» **Work to complete**
Lines that hold the word "this" should be located and copied.

——————————

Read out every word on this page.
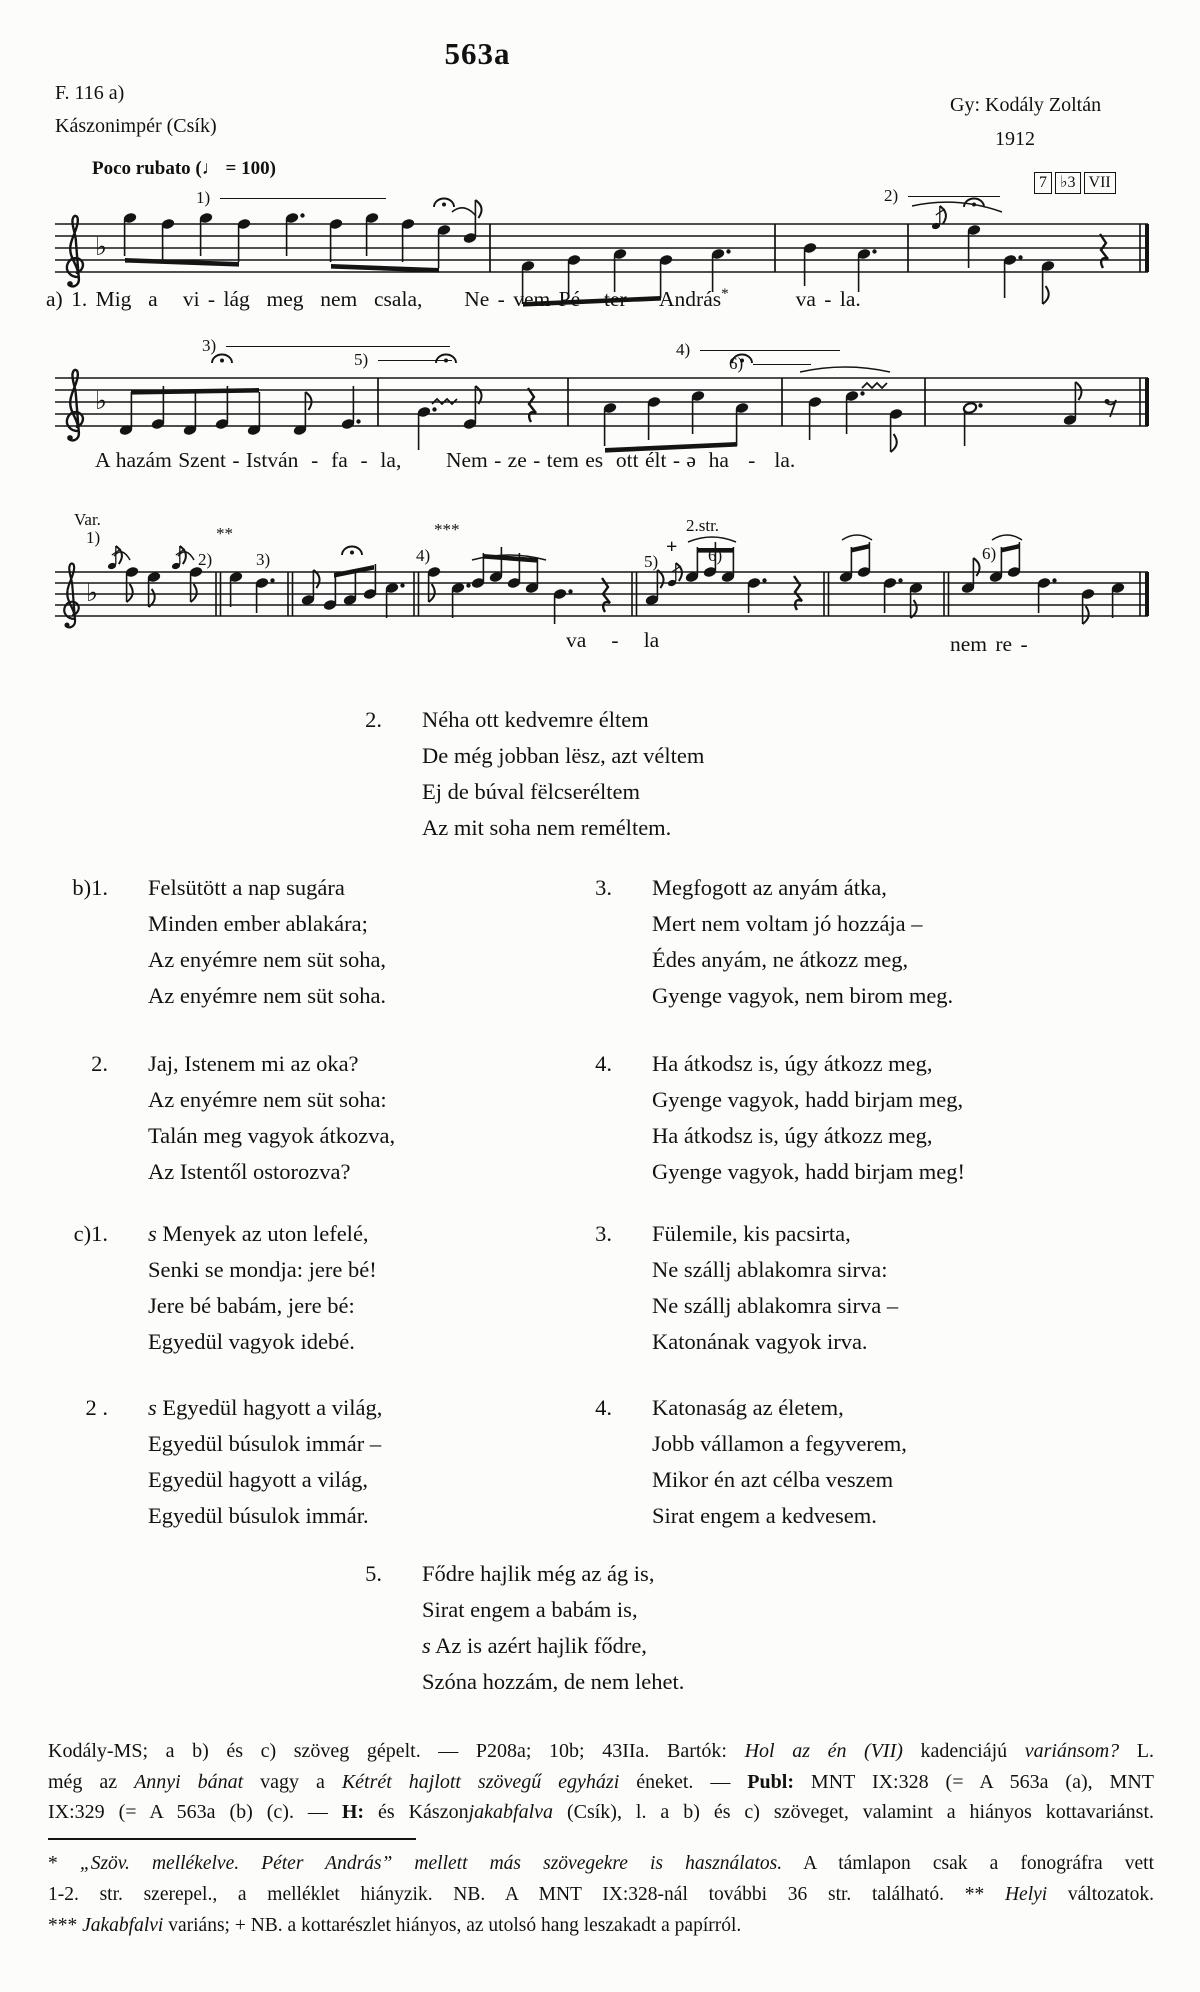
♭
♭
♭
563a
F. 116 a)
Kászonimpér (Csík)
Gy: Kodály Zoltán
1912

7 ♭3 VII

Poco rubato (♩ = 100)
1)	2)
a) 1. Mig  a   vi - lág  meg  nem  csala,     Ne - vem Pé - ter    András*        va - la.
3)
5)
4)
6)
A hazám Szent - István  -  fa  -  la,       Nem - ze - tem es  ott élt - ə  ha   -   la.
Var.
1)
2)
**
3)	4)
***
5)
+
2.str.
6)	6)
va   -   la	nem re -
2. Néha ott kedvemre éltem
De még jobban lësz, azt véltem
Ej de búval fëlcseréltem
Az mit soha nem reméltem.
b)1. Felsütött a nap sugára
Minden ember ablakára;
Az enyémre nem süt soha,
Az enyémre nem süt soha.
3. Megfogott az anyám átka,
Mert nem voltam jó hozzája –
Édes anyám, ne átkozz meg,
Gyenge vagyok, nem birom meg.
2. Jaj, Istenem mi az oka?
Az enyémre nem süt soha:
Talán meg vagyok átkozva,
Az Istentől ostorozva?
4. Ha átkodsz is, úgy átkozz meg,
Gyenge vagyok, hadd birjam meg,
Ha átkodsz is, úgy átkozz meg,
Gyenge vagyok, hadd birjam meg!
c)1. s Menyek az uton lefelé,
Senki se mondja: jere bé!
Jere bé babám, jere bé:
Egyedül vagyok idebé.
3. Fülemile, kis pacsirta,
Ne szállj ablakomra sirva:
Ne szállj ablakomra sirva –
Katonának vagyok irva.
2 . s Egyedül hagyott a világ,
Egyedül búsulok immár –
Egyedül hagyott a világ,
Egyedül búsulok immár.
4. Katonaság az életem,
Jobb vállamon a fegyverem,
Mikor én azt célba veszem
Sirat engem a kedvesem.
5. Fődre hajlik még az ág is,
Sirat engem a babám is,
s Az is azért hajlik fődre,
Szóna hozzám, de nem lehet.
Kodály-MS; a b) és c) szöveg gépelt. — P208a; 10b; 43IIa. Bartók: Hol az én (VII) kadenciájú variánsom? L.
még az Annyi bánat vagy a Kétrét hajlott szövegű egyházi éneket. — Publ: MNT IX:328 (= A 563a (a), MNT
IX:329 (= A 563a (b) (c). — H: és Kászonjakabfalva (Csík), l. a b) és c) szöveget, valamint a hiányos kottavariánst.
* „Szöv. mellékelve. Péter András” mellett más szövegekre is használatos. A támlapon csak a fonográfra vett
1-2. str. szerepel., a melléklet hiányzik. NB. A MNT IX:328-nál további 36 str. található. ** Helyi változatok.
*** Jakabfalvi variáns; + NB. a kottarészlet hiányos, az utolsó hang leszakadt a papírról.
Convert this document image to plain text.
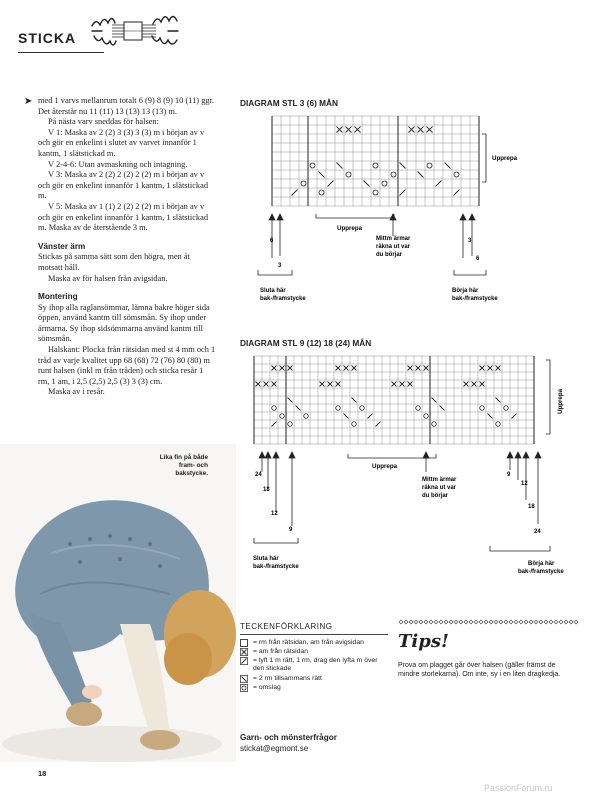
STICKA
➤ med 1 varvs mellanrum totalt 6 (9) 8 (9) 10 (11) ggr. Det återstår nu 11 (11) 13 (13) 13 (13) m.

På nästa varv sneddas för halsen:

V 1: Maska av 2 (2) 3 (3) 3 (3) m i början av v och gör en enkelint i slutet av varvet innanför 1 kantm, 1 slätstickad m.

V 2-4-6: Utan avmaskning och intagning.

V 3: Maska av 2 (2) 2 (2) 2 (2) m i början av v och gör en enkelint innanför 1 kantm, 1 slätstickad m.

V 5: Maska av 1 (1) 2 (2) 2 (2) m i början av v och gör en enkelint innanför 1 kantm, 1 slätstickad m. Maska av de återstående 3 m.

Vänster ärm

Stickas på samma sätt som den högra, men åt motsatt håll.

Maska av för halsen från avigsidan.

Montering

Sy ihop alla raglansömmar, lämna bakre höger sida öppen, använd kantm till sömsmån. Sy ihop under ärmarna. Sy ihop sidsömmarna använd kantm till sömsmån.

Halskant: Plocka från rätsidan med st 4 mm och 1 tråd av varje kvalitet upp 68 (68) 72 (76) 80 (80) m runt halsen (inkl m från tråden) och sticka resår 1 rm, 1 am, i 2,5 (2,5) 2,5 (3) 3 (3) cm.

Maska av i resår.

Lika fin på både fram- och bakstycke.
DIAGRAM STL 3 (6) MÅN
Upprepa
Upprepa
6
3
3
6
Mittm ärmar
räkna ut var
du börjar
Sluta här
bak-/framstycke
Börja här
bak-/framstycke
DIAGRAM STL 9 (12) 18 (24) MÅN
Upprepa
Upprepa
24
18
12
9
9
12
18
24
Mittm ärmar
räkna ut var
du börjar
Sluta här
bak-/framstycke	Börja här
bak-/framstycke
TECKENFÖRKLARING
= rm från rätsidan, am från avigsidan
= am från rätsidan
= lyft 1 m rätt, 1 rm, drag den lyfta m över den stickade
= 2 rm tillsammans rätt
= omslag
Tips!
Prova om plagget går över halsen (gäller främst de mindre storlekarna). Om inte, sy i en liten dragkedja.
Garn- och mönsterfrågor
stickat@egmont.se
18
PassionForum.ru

——————————

» **Task output**
Read out every word on this page.
Convert this document image to plain text.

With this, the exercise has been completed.